◆ EXCERPT PROVIDED

-- Opening Marker --

Termites Outsmart Humans When it Comes to HVAC Systems

While humans have been building McMansions and other structures that prioritize neither efficiency nor performance, other members of the animal world have been working on brilliant designs engineered to best meet their needs. Granted, people practicing vernacular architecture have their buildings figured out. But in too many places, we have structures that don't work with nature, and we end up relying on resource-hungry climate-control contraptions to keep our homes livable.

Currently, 25% of the energy produced worldwide is used to heat and cool homes and commercial buildings. "As incomes rise and our planet warms, the number of air conditioning units is expected to triple from 1.6 billion units today to 4.8 billion in 2050," according to MIT's Climate Portal. "Not only does this process use a lot of electricity, but AC units also tend to leak refrigerants, which are often hydrofluorocarbons: greenhouse gases that are hundreds of times stronger than carbon dioxide."

The question is: How do we pivot to affordable, lower-carbon, non-polluting ways to cool and heat our buildings?

Learn from termites, obviously!

In a new study published in Frontiers for Materials, researchers revealed how termite mounds can instruct us on creating comfortable interior climates that don’t have the carbon footprint of air conditioning, explains Mischa Dijkstra in Frontiers Science News.

"Scientists studied the ‘egress complex’ of Macrotermes michaelseni termites from Namibia, which appears to promote moisture regulation and gas exchange," writes Dijkstra "They showed that the layout of this lattice-like network of tunnels can intercept wind around the termite mound to create turbulence inside, which can power ventilation and control the interior climate."

"These properties can be copied to create a comfortable climate in human buildings with little energy," he adds.

-- Closing Marker --

◆ STUDY MATERIAL

-- Opening Marker --

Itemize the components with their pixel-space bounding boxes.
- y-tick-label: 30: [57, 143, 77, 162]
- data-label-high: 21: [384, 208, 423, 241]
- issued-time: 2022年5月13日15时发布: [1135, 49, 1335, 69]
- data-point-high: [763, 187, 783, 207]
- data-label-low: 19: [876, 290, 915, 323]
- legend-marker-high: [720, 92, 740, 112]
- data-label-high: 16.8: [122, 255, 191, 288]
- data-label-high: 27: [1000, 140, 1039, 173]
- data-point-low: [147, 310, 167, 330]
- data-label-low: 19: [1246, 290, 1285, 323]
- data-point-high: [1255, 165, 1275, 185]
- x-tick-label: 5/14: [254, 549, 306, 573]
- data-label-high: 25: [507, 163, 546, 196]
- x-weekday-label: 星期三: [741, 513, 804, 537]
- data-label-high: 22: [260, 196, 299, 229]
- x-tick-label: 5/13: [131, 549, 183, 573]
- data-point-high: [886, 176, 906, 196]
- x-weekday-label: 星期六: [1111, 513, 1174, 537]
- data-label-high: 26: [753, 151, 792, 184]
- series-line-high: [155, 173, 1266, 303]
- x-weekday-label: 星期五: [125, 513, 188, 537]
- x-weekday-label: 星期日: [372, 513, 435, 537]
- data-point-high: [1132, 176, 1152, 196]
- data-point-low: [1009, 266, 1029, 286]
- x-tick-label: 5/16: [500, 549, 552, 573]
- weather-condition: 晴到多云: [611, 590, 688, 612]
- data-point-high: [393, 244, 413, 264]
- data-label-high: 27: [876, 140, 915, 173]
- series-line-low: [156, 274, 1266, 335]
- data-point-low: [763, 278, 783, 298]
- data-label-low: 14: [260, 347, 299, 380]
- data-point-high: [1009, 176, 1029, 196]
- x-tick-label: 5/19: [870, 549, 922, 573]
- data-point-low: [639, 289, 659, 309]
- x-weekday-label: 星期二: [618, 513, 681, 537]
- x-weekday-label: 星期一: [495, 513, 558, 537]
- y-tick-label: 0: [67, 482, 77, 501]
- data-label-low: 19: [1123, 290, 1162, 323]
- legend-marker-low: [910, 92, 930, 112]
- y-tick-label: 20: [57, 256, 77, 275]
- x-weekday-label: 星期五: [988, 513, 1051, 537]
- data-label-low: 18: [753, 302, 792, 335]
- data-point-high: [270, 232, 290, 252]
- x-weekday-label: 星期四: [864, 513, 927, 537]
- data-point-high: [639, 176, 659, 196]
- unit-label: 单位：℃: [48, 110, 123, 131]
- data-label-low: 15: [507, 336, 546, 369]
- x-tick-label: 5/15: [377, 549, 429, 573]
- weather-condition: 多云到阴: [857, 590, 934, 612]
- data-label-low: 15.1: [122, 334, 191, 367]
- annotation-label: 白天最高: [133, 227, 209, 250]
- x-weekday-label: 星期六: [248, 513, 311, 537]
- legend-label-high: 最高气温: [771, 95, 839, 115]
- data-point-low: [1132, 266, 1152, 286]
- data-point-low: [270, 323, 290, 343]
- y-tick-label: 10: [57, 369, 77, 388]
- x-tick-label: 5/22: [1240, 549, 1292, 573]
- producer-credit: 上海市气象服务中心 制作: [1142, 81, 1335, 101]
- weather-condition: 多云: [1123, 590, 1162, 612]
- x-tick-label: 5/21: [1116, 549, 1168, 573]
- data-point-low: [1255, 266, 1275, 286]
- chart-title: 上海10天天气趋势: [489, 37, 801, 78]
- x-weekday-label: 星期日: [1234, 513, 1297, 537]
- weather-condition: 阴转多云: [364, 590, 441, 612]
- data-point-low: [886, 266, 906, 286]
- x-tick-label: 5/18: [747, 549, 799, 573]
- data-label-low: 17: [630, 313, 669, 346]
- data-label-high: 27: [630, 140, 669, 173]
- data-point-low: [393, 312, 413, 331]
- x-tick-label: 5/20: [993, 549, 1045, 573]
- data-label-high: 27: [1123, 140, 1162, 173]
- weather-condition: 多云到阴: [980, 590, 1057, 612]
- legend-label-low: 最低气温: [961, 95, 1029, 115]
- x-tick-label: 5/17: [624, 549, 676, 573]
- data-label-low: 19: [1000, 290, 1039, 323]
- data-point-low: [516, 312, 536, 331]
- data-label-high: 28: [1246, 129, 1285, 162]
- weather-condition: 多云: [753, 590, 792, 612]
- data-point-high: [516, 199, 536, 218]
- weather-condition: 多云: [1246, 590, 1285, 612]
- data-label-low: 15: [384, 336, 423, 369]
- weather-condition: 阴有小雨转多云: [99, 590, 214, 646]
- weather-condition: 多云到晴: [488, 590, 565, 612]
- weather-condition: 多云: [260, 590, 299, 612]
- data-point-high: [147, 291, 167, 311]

-- Closing Marker --

◆ AIM OF THE TASK
Pick up the article on termite mounds and building climate control after its last sentence and carry it forward. The rows have nothing to do with the termite article.

◆ RESPONSE AREA
Many termites are known as ecosystem engineers, species that create, destroy, modify, or maintain habitats in significant ways. And we're not talking about termites that have a taste for your home, per se. We're talking about termites that build skyscrapers.

Some genera of termites build mounds reaching 26 feet in height, making their towers the world’s largest animal-built structures. (There are unconfirmed reports of a 42-foot mound in the Republic of Congo built by an African species known as the war-like termite!)

Over tens of millions of years, termites have worked on perfecting their building methods—and there are lessons to learn.

“Here we show that the ‘egress complex’, an intricate network of interconnected tunnels found in termite mounds, can be used to promote flows of air, heat, and moisture in novel ways in human architecture,” said Dr David Andréen, a senior lecturer at Lund University and the study’s first author.

Looking at Termites in Namibia

For the study, Andréen and co-author Dr. Rupert Soar, an associate professor at the School of Architecture, Design and the Built Environment at Nottingham Trent University, turned to Macrotermes michaelseni. Also known as giant-mound termites, more than a million individuals can comprise a colony.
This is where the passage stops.